Requirement :: Exactly as written, output each record given below.

═════ Data shown

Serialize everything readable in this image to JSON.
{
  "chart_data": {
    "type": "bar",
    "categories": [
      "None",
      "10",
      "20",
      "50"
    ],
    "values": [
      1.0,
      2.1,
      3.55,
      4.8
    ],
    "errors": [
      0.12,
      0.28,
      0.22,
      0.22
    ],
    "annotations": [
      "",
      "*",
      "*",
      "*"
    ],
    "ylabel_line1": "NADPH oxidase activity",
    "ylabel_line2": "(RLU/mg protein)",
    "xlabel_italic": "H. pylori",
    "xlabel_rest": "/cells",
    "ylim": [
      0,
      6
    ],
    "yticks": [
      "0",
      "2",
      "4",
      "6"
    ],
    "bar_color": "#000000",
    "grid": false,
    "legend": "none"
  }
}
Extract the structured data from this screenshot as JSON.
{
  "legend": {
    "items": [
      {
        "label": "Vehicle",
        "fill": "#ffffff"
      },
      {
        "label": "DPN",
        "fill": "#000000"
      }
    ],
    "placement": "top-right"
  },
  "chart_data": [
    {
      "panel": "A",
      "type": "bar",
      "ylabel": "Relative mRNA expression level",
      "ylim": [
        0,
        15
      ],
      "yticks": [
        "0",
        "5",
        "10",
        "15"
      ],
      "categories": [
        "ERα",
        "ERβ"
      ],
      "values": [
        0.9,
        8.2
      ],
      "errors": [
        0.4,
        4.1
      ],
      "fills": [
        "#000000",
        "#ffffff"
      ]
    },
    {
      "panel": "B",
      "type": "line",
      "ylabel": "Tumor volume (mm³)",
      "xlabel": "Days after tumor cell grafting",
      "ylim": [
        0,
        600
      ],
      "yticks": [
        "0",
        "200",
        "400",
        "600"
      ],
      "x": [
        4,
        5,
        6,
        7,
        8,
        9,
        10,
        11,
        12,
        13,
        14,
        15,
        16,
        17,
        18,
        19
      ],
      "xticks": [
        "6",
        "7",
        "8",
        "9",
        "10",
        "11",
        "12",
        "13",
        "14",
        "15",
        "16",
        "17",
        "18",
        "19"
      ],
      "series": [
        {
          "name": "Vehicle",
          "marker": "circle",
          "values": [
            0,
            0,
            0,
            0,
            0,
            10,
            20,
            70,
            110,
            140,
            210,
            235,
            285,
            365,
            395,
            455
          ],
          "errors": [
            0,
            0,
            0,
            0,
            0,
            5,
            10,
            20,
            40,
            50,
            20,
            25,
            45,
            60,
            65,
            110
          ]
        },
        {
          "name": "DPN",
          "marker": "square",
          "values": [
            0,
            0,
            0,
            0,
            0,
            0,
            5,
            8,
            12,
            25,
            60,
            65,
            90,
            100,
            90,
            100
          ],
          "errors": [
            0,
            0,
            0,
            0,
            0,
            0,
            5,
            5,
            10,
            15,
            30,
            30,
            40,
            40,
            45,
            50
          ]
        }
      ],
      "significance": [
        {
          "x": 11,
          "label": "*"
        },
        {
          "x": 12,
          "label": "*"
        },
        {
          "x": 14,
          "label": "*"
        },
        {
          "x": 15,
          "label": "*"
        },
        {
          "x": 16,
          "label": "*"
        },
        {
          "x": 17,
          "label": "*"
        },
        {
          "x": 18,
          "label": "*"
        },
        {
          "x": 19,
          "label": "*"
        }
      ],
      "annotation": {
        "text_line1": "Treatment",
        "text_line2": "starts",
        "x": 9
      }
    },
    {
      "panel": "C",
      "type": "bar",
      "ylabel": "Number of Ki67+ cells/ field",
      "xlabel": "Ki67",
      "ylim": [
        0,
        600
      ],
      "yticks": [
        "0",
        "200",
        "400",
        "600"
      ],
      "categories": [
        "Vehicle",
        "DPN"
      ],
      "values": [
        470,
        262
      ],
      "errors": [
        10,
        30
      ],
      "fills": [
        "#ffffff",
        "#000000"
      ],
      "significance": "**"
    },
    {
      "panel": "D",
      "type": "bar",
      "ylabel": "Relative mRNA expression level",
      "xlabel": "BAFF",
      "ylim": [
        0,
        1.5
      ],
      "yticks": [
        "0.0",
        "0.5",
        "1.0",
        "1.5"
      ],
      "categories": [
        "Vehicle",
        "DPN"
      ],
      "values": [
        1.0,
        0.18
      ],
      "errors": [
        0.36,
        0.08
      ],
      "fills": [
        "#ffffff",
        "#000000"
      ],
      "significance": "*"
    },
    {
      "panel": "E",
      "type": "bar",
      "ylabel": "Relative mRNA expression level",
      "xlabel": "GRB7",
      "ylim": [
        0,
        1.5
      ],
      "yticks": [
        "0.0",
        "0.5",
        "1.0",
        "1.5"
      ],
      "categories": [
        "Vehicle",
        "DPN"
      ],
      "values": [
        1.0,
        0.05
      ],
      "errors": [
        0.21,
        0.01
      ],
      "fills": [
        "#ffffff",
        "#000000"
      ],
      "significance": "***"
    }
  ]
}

══════════

Result for this task ::
Serialize everything readable in this image to JSON.
{
  "chart_data": {
    "type": "bar",
    "categories": [
      "None",
      "10",
      "20",
      "50"
    ],
    "values": [
      1.0,
      2.1,
      3.55,
      4.8
    ],
    "errors": [
      0.12,
      0.28,
      0.22,
      0.22
    ],
    "annotations": [
      "",
      "*",
      "*",
      "*"
    ],
    "ylabel_line1": "NADPH oxidase activity",
    "ylabel_line2": "(RLU/mg protein)",
    "xlabel_italic": "H. pylori",
    "xlabel_rest": "/cells",
    "ylim": [
      0,
      6
    ],
    "yticks": [
      "0",
      "2",
      "4",
      "6"
    ],
    "bar_color": "#000000",
    "grid": false,
    "legend": "none"
  }
}
Extract the structured data from this screenshot as JSON.
{
  "legend": {
    "items": [
      {
        "label": "Vehicle",
        "fill": "#ffffff"
      },
      {
        "label": "DPN",
        "fill": "#000000"
      }
    ],
    "placement": "top-right"
  },
  "chart_data": [
    {
      "panel": "A",
      "type": "bar",
      "ylabel": "Relative mRNA expression level",
      "ylim": [
        0,
        15
      ],
      "yticks": [
        "0",
        "5",
        "10",
        "15"
      ],
      "categories": [
        "ERα",
        "ERβ"
      ],
      "values": [
        0.9,
        8.2
      ],
      "errors": [
        0.4,
        4.1
      ],
      "fills": [
        "#000000",
        "#ffffff"
      ]
    },
    {
      "panel": "B",
      "type": "line",
      "ylabel": "Tumor volume (mm³)",
      "xlabel": "Days after tumor cell grafting",
      "ylim": [
        0,
        600
      ],
      "yticks": [
        "0",
        "200",
        "400",
        "600"
      ],
      "x": [
        4,
        5,
        6,
        7,
        8,
        9,
        10,
        11,
        12,
        13,
        14,
        15,
        16,
        17,
        18,
        19
      ],
      "xticks": [
        "6",
        "7",
        "8",
        "9",
        "10",
        "11",
        "12",
        "13",
        "14",
        "15",
        "16",
        "17",
        "18",
        "19"
      ],
      "series": [
        {
          "name": "Vehicle",
          "marker": "circle",
          "values": [
            0,
            0,
            0,
            0,
            0,
            10,
            20,
            70,
            110,
            140,
            210,
            235,
            285,
            365,
            395,
            455
          ],
          "errors": [
            0,
            0,
            0,
            0,
            0,
            5,
            10,
            20,
            40,
            50,
            20,
            25,
            45,
            60,
            65,
            110
          ]
        },
        {
          "name": "DPN",
          "marker": "square",
          "values": [
            0,
            0,
            0,
            0,
            0,
            0,
            5,
            8,
            12,
            25,
            60,
            65,
            90,
            100,
            90,
            100
          ],
          "errors": [
            0,
            0,
            0,
            0,
            0,
            0,
            5,
            5,
            10,
            15,
            30,
            30,
            40,
            40,
            45,
            50
          ]
        }
      ],
      "significance": [
        {
          "x": 11,
          "label": "*"
        },
        {
          "x": 12,
          "label": "*"
        },
        {
          "x": 14,
          "label": "*"
        },
        {
          "x": 15,
          "label": "*"
        },
        {
          "x": 16,
          "label": "*"
        },
        {
          "x": 17,
          "label": "*"
        },
        {
          "x": 18,
          "label": "*"
        },
        {
          "x": 19,
          "label": "*"
        }
      ],
      "annotation": {
        "text_line1": "Treatment",
        "text_line2": "starts",
        "x": 9
      }
    },
    {
      "panel": "C",
      "type": "bar",
      "ylabel": "Number of Ki67+ cells/ field",
      "xlabel": "Ki67",
      "ylim": [
        0,
        600
      ],
      "yticks": [
        "0",
        "200",
        "400",
        "600"
      ],
      "categories": [
        "Vehicle",
        "DPN"
      ],
      "values": [
        470,
        262
      ],
      "errors": [
        10,
        30
      ],
      "fills": [
        "#ffffff",
        "#000000"
      ],
      "significance": "**"
    },
    {
      "panel": "D",
      "type": "bar",
      "ylabel": "Relative mRNA expression level",
      "xlabel": "BAFF",
      "ylim": [
        0,
        1.5
      ],
      "yticks": [
        "0.0",
        "0.5",
        "1.0",
        "1.5"
      ],
      "categories": [
        "Vehicle",
        "DPN"
      ],
      "values": [
        1.0,
        0.18
      ],
      "errors": [
        0.36,
        0.08
      ],
      "fills": [
        "#ffffff",
        "#000000"
      ],
      "significance": "*"
    },
    {
      "panel": "E",
      "type": "bar",
      "ylabel": "Relative mRNA expression level",
      "xlabel": "GRB7",
      "ylim": [
        0,
        1.5
      ],
      "yticks": [
        "0.0",
        "0.5",
        "1.0",
        "1.5"
      ],
      "categories": [
        "Vehicle",
        "DPN"
      ],
      "values": [
        1.0,
        0.05
      ],
      "errors": [
        0.21,
        0.01
      ],
      "fills": [
        "#ffffff",
        "#000000"
      ],
      "significance": "***"
    }
  ]
}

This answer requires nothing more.